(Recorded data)
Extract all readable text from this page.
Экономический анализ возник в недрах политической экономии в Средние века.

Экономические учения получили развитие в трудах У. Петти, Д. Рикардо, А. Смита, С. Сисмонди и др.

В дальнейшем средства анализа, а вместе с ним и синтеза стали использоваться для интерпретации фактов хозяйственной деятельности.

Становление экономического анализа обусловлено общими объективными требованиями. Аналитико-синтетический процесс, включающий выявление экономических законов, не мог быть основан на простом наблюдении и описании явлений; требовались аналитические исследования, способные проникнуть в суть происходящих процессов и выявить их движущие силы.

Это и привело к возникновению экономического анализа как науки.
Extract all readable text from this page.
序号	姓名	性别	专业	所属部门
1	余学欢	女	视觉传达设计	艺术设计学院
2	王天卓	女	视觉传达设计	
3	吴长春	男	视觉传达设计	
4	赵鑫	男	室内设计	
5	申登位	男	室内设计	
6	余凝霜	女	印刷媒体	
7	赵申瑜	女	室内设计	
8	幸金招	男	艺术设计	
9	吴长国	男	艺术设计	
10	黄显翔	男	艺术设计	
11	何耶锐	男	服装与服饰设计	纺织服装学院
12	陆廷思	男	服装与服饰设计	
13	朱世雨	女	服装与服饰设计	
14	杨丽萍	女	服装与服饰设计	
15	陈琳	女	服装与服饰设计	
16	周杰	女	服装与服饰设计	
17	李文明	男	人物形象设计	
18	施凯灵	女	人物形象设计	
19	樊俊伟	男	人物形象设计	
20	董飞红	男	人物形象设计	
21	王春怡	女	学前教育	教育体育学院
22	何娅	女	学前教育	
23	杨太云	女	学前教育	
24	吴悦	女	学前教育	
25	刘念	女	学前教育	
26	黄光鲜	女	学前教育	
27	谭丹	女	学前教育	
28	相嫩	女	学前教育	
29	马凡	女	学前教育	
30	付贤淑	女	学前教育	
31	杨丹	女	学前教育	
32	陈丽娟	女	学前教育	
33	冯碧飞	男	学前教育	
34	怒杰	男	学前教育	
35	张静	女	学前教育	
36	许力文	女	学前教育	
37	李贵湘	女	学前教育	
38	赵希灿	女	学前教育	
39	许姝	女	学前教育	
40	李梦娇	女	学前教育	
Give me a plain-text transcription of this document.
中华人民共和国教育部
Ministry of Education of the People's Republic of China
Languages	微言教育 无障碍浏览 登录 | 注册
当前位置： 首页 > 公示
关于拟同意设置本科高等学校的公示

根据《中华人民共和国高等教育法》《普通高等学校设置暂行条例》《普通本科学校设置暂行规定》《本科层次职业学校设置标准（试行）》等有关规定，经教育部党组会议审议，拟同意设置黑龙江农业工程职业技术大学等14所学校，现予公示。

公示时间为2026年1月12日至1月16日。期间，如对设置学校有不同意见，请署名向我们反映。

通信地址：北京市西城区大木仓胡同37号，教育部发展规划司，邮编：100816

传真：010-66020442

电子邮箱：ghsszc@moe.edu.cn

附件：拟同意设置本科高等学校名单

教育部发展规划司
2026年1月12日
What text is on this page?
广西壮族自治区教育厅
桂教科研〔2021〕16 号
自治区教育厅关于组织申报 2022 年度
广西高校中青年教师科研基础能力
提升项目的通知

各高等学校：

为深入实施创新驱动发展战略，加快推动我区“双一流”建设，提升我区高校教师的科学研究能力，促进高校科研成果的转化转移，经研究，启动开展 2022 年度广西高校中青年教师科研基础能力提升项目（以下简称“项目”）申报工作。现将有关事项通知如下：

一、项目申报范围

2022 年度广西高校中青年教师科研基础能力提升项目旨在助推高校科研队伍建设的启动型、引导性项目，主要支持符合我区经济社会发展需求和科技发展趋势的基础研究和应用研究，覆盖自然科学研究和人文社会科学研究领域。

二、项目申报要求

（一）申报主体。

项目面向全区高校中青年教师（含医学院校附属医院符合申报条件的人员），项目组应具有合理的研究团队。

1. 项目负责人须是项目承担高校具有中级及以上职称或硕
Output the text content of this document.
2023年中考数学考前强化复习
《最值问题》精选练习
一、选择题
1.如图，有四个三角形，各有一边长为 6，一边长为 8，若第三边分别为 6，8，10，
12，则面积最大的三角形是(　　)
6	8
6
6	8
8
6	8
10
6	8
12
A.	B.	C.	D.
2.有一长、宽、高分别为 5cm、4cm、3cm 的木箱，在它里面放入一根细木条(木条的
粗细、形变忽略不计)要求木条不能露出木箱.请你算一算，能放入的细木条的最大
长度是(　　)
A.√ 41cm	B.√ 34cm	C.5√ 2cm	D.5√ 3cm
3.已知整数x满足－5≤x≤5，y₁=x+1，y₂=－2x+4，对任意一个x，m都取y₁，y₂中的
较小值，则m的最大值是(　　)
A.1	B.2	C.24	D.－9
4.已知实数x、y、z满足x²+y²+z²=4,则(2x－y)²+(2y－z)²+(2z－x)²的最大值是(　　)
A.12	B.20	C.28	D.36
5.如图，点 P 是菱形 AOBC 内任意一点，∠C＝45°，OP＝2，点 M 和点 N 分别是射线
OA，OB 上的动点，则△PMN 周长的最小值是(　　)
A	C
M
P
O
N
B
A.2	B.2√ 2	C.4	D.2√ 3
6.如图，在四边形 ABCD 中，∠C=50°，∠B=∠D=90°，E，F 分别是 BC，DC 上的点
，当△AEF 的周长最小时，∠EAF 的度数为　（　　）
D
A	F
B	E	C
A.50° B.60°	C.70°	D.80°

*The exercise*
Copy out each line above, character for character.

*Correct output*
Extract all readable text from this page.
Экономический анализ возник в недрах политической экономии в Средние века.

Экономические учения получили развитие в трудах У. Петти, Д. Рикардо, А. Смита, С. Сисмонди и др.

В дальнейшем средства анализа, а вместе с ним и синтеза стали использоваться для интерпретации фактов хозяйственной деятельности.

Становление экономического анализа обусловлено общими объективными требованиями. Аналитико-синтетический процесс, включающий выявление экономических законов, не мог быть основан на простом наблюдении и описании явлений; требовались аналитические исследования, способные проникнуть в суть происходящих процессов и выявить их движущие силы.

Это и привело к возникновению экономического анализа как науки.
Extract all readable text from this page.
序号	姓名	性别	专业	所属部门
1	余学欢	女	视觉传达设计	艺术设计学院
2	王天卓	女	视觉传达设计	
3	吴长春	男	视觉传达设计	
4	赵鑫	男	室内设计	
5	申登位	男	室内设计	
6	余凝霜	女	印刷媒体	
7	赵申瑜	女	室内设计	
8	幸金招	男	艺术设计	
9	吴长国	男	艺术设计	
10	黄显翔	男	艺术设计	
11	何耶锐	男	服装与服饰设计	纺织服装学院
12	陆廷思	男	服装与服饰设计	
13	朱世雨	女	服装与服饰设计	
14	杨丽萍	女	服装与服饰设计	
15	陈琳	女	服装与服饰设计	
16	周杰	女	服装与服饰设计	
17	李文明	男	人物形象设计	
18	施凯灵	女	人物形象设计	
19	樊俊伟	男	人物形象设计	
20	董飞红	男	人物形象设计	
21	王春怡	女	学前教育	教育体育学院
22	何娅	女	学前教育	
23	杨太云	女	学前教育	
24	吴悦	女	学前教育	
25	刘念	女	学前教育	
26	黄光鲜	女	学前教育	
27	谭丹	女	学前教育	
28	相嫩	女	学前教育	
29	马凡	女	学前教育	
30	付贤淑	女	学前教育	
31	杨丹	女	学前教育	
32	陈丽娟	女	学前教育	
33	冯碧飞	男	学前教育	
34	怒杰	男	学前教育	
35	张静	女	学前教育	
36	许力文	女	学前教育	
37	李贵湘	女	学前教育	
38	赵希灿	女	学前教育	
39	许姝	女	学前教育	
40	李梦娇	女	学前教育	
Give me a plain-text transcription of this document.
中华人民共和国教育部
Ministry of Education of the People's Republic of China
Languages	微言教育 无障碍浏览 登录 | 注册
当前位置： 首页 > 公示
关于拟同意设置本科高等学校的公示

根据《中华人民共和国高等教育法》《普通高等学校设置暂行条例》《普通本科学校设置暂行规定》《本科层次职业学校设置标准（试行）》等有关规定，经教育部党组会议审议，拟同意设置黑龙江农业工程职业技术大学等14所学校，现予公示。

公示时间为2026年1月12日至1月16日。期间，如对设置学校有不同意见，请署名向我们反映。

通信地址：北京市西城区大木仓胡同37号，教育部发展规划司，邮编：100816

传真：010-66020442

电子邮箱：ghsszc@moe.edu.cn

附件：拟同意设置本科高等学校名单

教育部发展规划司
2026年1月12日
What text is on this page?
广西壮族自治区教育厅
桂教科研〔2021〕16 号
自治区教育厅关于组织申报 2022 年度
广西高校中青年教师科研基础能力
提升项目的通知

各高等学校：

为深入实施创新驱动发展战略，加快推动我区“双一流”建设，提升我区高校教师的科学研究能力，促进高校科研成果的转化转移，经研究，启动开展 2022 年度广西高校中青年教师科研基础能力提升项目（以下简称“项目”）申报工作。现将有关事项通知如下：

一、项目申报范围

2022 年度广西高校中青年教师科研基础能力提升项目旨在助推高校科研队伍建设的启动型、引导性项目，主要支持符合我区经济社会发展需求和科技发展趋势的基础研究和应用研究，覆盖自然科学研究和人文社会科学研究领域。

二、项目申报要求

（一）申报主体。

项目面向全区高校中青年教师（含医学院校附属医院符合申报条件的人员），项目组应具有合理的研究团队。

1. 项目负责人须是项目承担高校具有中级及以上职称或硕
Output the text content of this document.
2023年中考数学考前强化复习
《最值问题》精选练习
一、选择题
1.如图，有四个三角形，各有一边长为 6，一边长为 8，若第三边分别为 6，8，10，
12，则面积最大的三角形是(　　)
6	8
6
6	8
8
6	8
10
6	8
12
A.	B.	C.	D.
2.有一长、宽、高分别为 5cm、4cm、3cm 的木箱，在它里面放入一根细木条(木条的
粗细、形变忽略不计)要求木条不能露出木箱.请你算一算，能放入的细木条的最大
长度是(　　)
A.√ 41cm	B.√ 34cm	C.5√ 2cm	D.5√ 3cm
3.已知整数x满足－5≤x≤5，y₁=x+1，y₂=－2x+4，对任意一个x，m都取y₁，y₂中的
较小值，则m的最大值是(　　)
A.1	B.2	C.24	D.－9
4.已知实数x、y、z满足x²+y²+z²=4,则(2x－y)²+(2y－z)²+(2z－x)²的最大值是(　　)
A.12	B.20	C.28	D.36
5.如图，点 P 是菱形 AOBC 内任意一点，∠C＝45°，OP＝2，点 M 和点 N 分别是射线
OA，OB 上的动点，则△PMN 周长的最小值是(　　)
A	C
M
P
O
N
B
A.2	B.2√ 2	C.4	D.2√ 3
6.如图，在四边形 ABCD 中，∠C=50°，∠B=∠D=90°，E，F 分别是 BC，DC 上的点
，当△AEF 的周长最小时，∠EAF 的度数为　（　　）
D
A	F
B	E	C
A.50° B.60°	C.70°	D.80°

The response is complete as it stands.